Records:
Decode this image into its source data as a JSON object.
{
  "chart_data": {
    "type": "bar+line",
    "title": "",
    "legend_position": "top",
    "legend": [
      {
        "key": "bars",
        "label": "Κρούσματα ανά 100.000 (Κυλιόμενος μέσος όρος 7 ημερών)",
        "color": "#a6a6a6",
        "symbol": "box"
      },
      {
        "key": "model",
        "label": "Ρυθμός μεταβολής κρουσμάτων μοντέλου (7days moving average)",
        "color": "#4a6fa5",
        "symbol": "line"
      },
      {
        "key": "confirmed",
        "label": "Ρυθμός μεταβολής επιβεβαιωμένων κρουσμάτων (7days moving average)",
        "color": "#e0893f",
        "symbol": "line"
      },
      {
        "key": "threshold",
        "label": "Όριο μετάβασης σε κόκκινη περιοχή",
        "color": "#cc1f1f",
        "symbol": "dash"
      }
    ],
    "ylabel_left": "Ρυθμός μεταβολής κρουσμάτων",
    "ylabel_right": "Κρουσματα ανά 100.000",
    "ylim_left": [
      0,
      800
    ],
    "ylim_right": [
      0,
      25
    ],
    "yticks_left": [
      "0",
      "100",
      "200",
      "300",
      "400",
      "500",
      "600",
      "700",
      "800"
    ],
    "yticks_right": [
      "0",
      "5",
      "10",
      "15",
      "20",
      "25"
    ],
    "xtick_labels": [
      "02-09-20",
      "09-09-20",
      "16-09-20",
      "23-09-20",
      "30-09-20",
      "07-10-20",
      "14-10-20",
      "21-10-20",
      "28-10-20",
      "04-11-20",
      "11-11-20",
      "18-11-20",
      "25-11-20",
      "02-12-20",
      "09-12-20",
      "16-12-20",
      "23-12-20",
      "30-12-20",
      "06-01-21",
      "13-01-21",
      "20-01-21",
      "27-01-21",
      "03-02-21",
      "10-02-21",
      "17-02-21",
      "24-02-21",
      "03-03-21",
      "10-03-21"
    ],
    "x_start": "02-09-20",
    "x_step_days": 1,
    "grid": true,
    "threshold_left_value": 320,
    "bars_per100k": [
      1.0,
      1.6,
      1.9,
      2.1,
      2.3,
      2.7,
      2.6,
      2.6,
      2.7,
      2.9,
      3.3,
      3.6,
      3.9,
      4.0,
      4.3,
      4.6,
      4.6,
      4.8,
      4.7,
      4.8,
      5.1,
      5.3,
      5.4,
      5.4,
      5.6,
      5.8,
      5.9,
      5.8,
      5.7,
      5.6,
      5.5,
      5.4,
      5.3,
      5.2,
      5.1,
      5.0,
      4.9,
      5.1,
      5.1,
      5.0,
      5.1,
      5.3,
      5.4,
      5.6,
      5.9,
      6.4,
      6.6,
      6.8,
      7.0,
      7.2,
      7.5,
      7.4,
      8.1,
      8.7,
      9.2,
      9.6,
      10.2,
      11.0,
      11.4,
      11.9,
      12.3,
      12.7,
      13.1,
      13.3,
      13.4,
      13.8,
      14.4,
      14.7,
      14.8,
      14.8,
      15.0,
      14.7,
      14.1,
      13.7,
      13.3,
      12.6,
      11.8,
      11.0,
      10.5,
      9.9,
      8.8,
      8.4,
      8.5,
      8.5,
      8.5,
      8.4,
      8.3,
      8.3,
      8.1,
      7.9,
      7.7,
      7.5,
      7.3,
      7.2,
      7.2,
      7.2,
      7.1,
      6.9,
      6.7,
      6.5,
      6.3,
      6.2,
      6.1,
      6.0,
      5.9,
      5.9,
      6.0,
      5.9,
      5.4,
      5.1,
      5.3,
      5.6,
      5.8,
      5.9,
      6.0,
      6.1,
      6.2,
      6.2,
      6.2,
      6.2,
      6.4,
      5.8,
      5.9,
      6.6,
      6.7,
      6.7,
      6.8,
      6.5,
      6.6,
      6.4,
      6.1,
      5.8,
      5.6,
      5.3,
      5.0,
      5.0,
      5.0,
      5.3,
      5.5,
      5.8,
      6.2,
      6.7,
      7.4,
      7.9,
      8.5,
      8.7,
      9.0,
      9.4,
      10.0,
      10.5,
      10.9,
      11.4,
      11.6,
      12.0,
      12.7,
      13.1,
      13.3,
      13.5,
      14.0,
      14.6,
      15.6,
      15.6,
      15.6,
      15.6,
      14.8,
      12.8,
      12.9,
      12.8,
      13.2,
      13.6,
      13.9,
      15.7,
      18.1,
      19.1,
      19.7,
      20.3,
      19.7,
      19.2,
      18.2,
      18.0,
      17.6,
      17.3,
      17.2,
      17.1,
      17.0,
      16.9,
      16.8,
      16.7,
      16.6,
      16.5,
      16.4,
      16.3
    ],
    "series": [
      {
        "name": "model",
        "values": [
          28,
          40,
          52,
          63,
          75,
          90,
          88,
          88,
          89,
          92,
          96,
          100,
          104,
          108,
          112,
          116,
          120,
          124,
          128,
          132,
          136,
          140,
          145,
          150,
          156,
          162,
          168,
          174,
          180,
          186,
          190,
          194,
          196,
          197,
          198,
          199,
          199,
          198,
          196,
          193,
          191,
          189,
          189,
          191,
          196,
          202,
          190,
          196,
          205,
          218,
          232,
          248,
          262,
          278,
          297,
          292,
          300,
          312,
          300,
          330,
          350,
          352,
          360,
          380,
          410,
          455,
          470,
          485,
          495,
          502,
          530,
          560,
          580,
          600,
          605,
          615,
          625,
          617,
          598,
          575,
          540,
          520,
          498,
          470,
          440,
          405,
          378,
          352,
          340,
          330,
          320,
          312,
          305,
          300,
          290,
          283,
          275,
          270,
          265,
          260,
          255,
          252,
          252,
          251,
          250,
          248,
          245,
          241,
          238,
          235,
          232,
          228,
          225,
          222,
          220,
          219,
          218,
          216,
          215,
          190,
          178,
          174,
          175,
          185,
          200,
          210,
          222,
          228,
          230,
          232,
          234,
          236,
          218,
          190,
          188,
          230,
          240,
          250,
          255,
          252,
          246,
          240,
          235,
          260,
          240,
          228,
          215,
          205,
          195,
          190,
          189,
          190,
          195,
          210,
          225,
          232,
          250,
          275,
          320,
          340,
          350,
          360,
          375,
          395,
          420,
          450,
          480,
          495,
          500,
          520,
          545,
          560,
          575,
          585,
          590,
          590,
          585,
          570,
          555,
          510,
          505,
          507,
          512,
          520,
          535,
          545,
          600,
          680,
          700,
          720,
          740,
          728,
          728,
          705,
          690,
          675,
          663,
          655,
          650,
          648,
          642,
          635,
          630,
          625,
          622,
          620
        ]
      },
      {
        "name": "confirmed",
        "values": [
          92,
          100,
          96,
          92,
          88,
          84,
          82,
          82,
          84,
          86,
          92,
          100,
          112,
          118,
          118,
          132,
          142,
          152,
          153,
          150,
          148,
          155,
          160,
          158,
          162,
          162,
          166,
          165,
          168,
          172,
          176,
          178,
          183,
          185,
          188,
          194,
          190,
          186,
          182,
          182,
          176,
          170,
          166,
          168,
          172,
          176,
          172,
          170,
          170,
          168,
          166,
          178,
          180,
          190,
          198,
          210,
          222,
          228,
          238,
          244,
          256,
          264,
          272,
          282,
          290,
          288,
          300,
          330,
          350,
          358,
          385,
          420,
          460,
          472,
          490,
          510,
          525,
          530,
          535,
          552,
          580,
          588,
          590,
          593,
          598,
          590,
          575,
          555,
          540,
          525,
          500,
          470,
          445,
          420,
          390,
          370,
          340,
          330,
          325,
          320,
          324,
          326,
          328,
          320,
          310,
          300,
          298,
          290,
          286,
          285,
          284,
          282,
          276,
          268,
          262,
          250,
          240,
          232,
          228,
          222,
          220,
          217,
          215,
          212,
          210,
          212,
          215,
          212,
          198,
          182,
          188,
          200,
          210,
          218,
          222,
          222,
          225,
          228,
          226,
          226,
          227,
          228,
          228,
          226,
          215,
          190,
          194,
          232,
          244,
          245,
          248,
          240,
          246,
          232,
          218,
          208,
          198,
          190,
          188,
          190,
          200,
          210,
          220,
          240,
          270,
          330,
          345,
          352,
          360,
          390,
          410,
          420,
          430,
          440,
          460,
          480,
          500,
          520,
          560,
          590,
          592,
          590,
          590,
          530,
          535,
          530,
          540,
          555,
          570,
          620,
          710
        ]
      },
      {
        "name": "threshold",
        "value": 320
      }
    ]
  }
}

§ **What the task requires**
Report how many lines of the entries hold the word "Ρυθμός". Nothing else is needed.

§ **Result for this exercise**
3